* start Data to process *

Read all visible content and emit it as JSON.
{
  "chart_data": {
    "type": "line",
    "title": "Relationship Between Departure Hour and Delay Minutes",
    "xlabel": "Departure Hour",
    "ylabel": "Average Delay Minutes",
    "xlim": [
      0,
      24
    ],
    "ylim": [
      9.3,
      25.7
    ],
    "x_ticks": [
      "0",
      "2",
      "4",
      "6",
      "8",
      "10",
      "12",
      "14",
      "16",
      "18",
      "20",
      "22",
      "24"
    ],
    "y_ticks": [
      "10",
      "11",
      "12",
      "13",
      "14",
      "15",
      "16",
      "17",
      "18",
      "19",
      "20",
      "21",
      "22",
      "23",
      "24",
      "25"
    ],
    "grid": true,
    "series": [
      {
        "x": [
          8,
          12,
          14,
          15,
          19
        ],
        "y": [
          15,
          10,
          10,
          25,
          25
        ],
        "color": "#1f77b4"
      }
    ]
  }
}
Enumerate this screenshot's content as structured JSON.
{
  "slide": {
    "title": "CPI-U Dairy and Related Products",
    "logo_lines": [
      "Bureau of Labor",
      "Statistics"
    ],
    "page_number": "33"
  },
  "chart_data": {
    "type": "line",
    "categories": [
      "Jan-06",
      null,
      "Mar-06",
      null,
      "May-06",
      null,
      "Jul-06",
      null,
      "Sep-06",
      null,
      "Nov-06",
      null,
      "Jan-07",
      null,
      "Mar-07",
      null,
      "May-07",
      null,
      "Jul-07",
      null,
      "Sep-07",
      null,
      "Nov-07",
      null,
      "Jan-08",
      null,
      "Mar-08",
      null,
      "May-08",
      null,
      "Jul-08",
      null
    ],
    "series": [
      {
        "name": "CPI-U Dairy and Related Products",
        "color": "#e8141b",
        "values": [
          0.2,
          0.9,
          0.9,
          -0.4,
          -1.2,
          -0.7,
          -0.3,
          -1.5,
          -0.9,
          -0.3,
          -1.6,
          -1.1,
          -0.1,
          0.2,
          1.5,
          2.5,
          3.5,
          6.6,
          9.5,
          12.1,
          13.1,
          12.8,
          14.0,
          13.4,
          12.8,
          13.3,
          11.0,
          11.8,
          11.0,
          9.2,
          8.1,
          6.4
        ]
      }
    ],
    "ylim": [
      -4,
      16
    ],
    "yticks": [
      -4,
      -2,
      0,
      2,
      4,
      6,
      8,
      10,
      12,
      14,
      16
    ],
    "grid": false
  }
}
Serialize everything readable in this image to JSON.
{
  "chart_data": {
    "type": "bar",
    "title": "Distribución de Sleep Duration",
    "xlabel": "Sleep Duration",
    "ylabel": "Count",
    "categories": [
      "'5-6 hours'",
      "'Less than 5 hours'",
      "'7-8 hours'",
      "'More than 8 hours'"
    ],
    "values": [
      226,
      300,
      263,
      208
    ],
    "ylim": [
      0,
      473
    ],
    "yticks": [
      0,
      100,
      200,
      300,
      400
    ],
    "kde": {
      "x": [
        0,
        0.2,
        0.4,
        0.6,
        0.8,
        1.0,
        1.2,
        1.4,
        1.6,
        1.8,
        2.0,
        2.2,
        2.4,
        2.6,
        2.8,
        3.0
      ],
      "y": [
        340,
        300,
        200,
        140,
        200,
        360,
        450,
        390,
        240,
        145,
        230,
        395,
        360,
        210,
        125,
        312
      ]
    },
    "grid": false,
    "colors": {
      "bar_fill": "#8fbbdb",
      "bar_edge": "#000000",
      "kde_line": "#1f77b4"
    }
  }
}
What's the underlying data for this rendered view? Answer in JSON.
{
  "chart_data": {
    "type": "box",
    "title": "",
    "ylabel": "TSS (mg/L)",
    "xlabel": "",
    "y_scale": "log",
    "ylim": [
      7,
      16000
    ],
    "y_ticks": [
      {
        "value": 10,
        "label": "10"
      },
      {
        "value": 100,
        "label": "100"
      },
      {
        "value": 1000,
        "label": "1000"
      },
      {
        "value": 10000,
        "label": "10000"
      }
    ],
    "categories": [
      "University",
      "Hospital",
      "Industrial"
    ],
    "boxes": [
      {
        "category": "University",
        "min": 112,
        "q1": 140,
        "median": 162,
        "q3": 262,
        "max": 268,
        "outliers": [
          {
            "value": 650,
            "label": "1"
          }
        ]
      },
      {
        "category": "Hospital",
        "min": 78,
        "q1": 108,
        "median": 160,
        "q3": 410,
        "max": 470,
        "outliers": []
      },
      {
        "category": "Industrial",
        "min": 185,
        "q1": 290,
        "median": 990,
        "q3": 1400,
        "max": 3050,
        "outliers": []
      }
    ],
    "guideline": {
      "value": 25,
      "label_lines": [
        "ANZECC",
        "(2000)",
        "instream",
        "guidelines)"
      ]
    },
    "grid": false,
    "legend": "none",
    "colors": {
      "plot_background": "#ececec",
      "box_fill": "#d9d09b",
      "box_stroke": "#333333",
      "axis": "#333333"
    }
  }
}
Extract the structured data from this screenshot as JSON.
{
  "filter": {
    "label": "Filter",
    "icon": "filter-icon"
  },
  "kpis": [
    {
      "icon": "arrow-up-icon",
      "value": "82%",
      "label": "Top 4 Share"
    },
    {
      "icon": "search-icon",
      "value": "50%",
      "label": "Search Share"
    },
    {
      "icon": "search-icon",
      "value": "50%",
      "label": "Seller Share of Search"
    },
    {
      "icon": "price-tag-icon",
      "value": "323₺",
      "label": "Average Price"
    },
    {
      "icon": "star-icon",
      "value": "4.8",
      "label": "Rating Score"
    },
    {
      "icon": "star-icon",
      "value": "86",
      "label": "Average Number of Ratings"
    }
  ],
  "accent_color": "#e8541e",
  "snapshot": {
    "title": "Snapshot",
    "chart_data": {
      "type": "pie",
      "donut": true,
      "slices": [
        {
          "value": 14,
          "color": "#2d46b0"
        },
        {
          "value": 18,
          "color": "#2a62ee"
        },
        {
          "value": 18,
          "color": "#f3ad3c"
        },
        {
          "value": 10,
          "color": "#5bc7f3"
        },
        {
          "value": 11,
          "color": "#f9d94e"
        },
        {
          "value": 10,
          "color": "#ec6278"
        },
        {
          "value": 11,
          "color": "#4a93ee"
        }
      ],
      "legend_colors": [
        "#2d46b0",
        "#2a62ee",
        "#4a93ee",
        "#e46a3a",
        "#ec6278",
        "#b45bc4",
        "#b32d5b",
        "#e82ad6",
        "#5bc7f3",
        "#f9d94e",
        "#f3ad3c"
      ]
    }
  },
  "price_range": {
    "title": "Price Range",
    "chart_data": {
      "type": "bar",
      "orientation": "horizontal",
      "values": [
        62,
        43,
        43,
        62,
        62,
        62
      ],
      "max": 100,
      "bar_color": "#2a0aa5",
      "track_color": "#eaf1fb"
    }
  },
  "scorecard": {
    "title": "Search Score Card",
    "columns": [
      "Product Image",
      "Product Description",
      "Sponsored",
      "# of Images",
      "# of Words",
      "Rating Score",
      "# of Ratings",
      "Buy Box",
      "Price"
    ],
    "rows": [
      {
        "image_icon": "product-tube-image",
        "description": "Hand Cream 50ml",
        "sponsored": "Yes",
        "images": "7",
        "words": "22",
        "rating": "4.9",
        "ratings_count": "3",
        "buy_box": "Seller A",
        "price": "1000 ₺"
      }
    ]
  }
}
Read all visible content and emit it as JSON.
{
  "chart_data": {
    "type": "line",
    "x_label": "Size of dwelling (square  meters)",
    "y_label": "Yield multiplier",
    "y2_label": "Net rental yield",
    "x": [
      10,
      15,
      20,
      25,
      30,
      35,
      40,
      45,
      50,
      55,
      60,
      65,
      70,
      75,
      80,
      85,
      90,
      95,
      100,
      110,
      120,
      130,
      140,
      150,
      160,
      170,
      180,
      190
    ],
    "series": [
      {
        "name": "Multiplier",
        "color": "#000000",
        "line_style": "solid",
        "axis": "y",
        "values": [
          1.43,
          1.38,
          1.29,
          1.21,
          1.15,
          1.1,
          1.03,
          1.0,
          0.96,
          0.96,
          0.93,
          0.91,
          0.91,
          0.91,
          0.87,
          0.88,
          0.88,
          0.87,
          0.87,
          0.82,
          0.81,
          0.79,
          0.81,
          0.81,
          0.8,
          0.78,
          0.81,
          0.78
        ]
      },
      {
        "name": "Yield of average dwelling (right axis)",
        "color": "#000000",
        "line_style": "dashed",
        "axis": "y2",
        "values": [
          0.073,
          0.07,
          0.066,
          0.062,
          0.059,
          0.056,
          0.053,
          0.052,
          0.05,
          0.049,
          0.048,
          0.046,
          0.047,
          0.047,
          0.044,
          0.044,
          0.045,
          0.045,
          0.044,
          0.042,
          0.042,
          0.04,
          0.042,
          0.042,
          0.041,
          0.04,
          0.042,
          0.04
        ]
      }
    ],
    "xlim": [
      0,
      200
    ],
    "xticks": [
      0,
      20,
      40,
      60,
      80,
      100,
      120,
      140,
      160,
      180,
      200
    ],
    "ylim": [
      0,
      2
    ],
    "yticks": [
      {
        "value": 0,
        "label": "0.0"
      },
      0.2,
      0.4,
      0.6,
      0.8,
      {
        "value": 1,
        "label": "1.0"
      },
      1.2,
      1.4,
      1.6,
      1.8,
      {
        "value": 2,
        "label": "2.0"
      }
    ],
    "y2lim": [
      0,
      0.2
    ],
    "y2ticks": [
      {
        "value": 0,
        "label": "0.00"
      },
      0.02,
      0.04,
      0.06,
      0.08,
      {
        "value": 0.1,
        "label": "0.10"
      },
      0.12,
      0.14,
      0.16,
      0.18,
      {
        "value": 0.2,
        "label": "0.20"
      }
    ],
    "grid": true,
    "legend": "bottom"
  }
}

* end Data to process *

What is expected ▸ Check every line of the entries above for the word "Sleep" and report how many lines contain it, giving the number only.

Answer to this problem ▸ 2